Items from a dataset
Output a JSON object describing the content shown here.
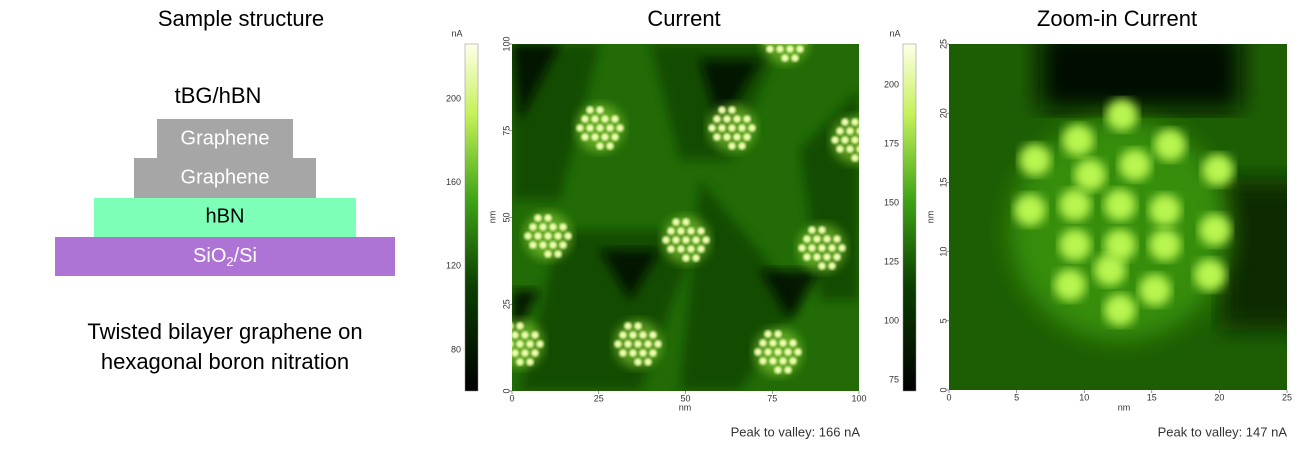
{
  "left": {
    "title": "Sample structure",
    "stack_label": "tBG/hBN",
    "layers": [
      {
        "text": "Graphene"
      },
      {
        "text": "Graphene"
      },
      {
        "text": "hBN"
      },
      {
        "text": "SiO",
        "sub": "2",
        "rest": "/Si"
      }
    ],
    "caption": [
      "Twisted bilayer graphene on",
      "hexagonal boron nitration"
    ]
  },
  "current": {
    "title": "Current",
    "colorbar_unit": "nA",
    "colorbar_ticks": [
      80,
      120,
      160,
      200
    ],
    "x_label": "nm",
    "y_label": "nm",
    "xticks": [
      0,
      25,
      50,
      75,
      100
    ],
    "yticks": [
      0,
      25,
      50,
      75,
      100
    ],
    "note": "Peak to valley: 166 nA"
  },
  "zoom": {
    "title": "Zoom-in Current",
    "colorbar_unit": "nA",
    "colorbar_ticks": [
      75,
      100,
      125,
      150,
      175,
      200
    ],
    "x_label": "nm",
    "y_label": "nm",
    "xticks": [
      0,
      5,
      10,
      15,
      20,
      25
    ],
    "yticks": [
      0,
      5,
      10,
      15,
      20,
      25
    ],
    "note": "Peak to valley: 147 nA"
  }
}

Goal of the exercise: Set down the lines of the records above exactly, apart from the pictures.

Final result:
Output a JSON object describing the content shown here.
{
  "left": {
    "title": "Sample structure",
    "stack_label": "tBG/hBN",
    "layers": [
      {
        "text": "Graphene"
      },
      {
        "text": "Graphene"
      },
      {
        "text": "hBN"
      },
      {
        "text": "SiO",
        "sub": "2",
        "rest": "/Si"
      }
    ],
    "caption": [
      "Twisted bilayer graphene on",
      "hexagonal boron nitration"
    ]
  },
  "current": {
    "title": "Current",
    "colorbar_unit": "nA",
    "colorbar_ticks": [
      80,
      120,
      160,
      200
    ],
    "x_label": "nm",
    "y_label": "nm",
    "xticks": [
      0,
      25,
      50,
      75,
      100
    ],
    "yticks": [
      0,
      25,
      50,
      75,
      100
    ],
    "note": "Peak to valley: 166 nA"
  },
  "zoom": {
    "title": "Zoom-in Current",
    "colorbar_unit": "nA",
    "colorbar_ticks": [
      75,
      100,
      125,
      150,
      175,
      200
    ],
    "x_label": "nm",
    "y_label": "nm",
    "xticks": [
      0,
      5,
      10,
      15,
      20,
      25
    ],
    "yticks": [
      0,
      5,
      10,
      15,
      20,
      25
    ],
    "note": "Peak to valley: 147 nA"
  }
}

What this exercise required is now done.